= EXERCISE =
Write out each record again exactly as it stands.

____________

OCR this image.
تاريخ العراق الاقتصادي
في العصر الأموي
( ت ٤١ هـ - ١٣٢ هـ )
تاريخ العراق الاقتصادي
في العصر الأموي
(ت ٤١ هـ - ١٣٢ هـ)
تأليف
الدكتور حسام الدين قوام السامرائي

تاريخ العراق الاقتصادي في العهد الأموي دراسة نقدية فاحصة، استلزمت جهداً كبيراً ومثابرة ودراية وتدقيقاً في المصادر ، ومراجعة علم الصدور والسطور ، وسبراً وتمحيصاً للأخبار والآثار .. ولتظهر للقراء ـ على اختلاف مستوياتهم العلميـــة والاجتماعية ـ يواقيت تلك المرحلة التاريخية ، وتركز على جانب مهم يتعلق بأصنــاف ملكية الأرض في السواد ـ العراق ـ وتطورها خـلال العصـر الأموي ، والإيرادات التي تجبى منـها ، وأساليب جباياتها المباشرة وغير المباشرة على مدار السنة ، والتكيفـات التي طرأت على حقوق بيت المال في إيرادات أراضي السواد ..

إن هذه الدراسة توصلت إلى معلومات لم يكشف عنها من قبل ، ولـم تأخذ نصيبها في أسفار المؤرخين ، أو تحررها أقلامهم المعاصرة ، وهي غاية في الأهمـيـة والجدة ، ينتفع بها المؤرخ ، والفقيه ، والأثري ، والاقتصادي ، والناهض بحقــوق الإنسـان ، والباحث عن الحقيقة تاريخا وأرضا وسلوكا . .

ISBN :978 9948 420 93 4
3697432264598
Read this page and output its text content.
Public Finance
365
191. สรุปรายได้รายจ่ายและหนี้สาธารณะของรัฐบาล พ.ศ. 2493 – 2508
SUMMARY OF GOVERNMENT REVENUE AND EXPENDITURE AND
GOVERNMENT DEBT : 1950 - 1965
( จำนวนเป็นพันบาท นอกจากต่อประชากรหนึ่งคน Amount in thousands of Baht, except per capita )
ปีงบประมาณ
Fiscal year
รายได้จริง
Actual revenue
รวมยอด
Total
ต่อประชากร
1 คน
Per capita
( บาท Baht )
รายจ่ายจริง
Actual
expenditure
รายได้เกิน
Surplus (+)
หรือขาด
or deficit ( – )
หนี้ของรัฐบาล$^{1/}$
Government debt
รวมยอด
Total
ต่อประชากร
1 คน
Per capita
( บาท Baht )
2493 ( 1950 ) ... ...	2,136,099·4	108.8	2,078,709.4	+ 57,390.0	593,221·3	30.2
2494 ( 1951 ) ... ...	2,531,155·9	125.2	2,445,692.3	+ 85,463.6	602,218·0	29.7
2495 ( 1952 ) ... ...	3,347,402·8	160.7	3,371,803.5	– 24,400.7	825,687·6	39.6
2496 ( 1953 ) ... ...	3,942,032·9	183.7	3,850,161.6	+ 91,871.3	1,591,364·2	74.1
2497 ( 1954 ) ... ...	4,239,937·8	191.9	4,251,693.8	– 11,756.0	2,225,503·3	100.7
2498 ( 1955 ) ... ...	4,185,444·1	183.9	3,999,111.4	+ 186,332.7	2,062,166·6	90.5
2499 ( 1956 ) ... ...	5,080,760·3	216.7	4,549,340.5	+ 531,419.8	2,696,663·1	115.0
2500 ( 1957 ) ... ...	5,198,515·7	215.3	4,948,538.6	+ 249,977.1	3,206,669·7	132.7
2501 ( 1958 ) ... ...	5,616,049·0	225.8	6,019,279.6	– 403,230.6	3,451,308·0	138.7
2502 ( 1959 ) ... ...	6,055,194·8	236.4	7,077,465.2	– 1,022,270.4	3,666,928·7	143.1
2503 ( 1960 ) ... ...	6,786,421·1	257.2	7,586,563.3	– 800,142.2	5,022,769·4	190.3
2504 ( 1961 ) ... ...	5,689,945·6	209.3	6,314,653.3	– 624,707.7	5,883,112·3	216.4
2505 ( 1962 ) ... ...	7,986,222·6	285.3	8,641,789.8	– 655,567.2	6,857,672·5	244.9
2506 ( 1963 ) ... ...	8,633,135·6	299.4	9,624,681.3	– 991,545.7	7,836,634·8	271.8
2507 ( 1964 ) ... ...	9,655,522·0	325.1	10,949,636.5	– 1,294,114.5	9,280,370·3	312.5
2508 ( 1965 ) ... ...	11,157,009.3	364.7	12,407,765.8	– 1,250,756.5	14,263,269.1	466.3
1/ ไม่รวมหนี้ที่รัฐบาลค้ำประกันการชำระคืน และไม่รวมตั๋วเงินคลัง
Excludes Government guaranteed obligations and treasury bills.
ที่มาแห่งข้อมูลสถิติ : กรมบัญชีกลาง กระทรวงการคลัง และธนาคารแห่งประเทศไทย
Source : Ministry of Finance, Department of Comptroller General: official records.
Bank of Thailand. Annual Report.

____________

= TASK RESULT =
OCR this image.
تاريخ العراق الاقتصادي
في العصر الأموي
( ت ٤١ هـ - ١٣٢ هـ )
تاريخ العراق الاقتصادي
في العصر الأموي
(ت ٤١ هـ - ١٣٢ هـ)
تأليف
الدكتور حسام الدين قوام السامرائي

تاريخ العراق الاقتصادي في العهد الأموي دراسة نقدية فاحصة، استلزمت جهداً كبيراً ومثابرة ودراية وتدقيقاً في المصادر ، ومراجعة علم الصدور والسطور ، وسبراً وتمحيصاً للأخبار والآثار .. ولتظهر للقراء ـ على اختلاف مستوياتهم العلميـــة والاجتماعية ـ يواقيت تلك المرحلة التاريخية ، وتركز على جانب مهم يتعلق بأصنــاف ملكية الأرض في السواد ـ العراق ـ وتطورها خـلال العصـر الأموي ، والإيرادات التي تجبى منـها ، وأساليب جباياتها المباشرة وغير المباشرة على مدار السنة ، والتكيفـات التي طرأت على حقوق بيت المال في إيرادات أراضي السواد ..

إن هذه الدراسة توصلت إلى معلومات لم يكشف عنها من قبل ، ولـم تأخذ نصيبها في أسفار المؤرخين ، أو تحررها أقلامهم المعاصرة ، وهي غاية في الأهمـيـة والجدة ، ينتفع بها المؤرخ ، والفقيه ، والأثري ، والاقتصادي ، والناهض بحقــوق الإنسـان ، والباحث عن الحقيقة تاريخا وأرضا وسلوكا . .

ISBN :978 9948 420 93 4
3697432264598
Read this page and output its text content.
Public Finance
365
191. สรุปรายได้รายจ่ายและหนี้สาธารณะของรัฐบาล พ.ศ. 2493 – 2508
SUMMARY OF GOVERNMENT REVENUE AND EXPENDITURE AND
GOVERNMENT DEBT : 1950 - 1965
( จำนวนเป็นพันบาท นอกจากต่อประชากรหนึ่งคน Amount in thousands of Baht, except per capita )
ปีงบประมาณ
Fiscal year
รายได้จริง
Actual revenue
รวมยอด
Total
ต่อประชากร
1 คน
Per capita
( บาท Baht )
รายจ่ายจริง
Actual
expenditure
รายได้เกิน
Surplus (+)
หรือขาด
or deficit ( – )
หนี้ของรัฐบาล$^{1/}$
Government debt
รวมยอด
Total
ต่อประชากร
1 คน
Per capita
( บาท Baht )
2493 ( 1950 ) ... ...	2,136,099·4	108.8	2,078,709.4	+ 57,390.0	593,221·3	30.2
2494 ( 1951 ) ... ...	2,531,155·9	125.2	2,445,692.3	+ 85,463.6	602,218·0	29.7
2495 ( 1952 ) ... ...	3,347,402·8	160.7	3,371,803.5	– 24,400.7	825,687·6	39.6
2496 ( 1953 ) ... ...	3,942,032·9	183.7	3,850,161.6	+ 91,871.3	1,591,364·2	74.1
2497 ( 1954 ) ... ...	4,239,937·8	191.9	4,251,693.8	– 11,756.0	2,225,503·3	100.7
2498 ( 1955 ) ... ...	4,185,444·1	183.9	3,999,111.4	+ 186,332.7	2,062,166·6	90.5
2499 ( 1956 ) ... ...	5,080,760·3	216.7	4,549,340.5	+ 531,419.8	2,696,663·1	115.0
2500 ( 1957 ) ... ...	5,198,515·7	215.3	4,948,538.6	+ 249,977.1	3,206,669·7	132.7
2501 ( 1958 ) ... ...	5,616,049·0	225.8	6,019,279.6	– 403,230.6	3,451,308·0	138.7
2502 ( 1959 ) ... ...	6,055,194·8	236.4	7,077,465.2	– 1,022,270.4	3,666,928·7	143.1
2503 ( 1960 ) ... ...	6,786,421·1	257.2	7,586,563.3	– 800,142.2	5,022,769·4	190.3
2504 ( 1961 ) ... ...	5,689,945·6	209.3	6,314,653.3	– 624,707.7	5,883,112·3	216.4
2505 ( 1962 ) ... ...	7,986,222·6	285.3	8,641,789.8	– 655,567.2	6,857,672·5	244.9
2506 ( 1963 ) ... ...	8,633,135·6	299.4	9,624,681.3	– 991,545.7	7,836,634·8	271.8
2507 ( 1964 ) ... ...	9,655,522·0	325.1	10,949,636.5	– 1,294,114.5	9,280,370·3	312.5
2508 ( 1965 ) ... ...	11,157,009.3	364.7	12,407,765.8	– 1,250,756.5	14,263,269.1	466.3
1/ ไม่รวมหนี้ที่รัฐบาลค้ำประกันการชำระคืน และไม่รวมตั๋วเงินคลัง
Excludes Government guaranteed obligations and treasury bills.
ที่มาแห่งข้อมูลสถิติ : กรมบัญชีกลาง กระทรวงการคลัง และธนาคารแห่งประเทศไทย
Source : Ministry of Finance, Department of Comptroller General: official records.
Bank of Thailand. Annual Report.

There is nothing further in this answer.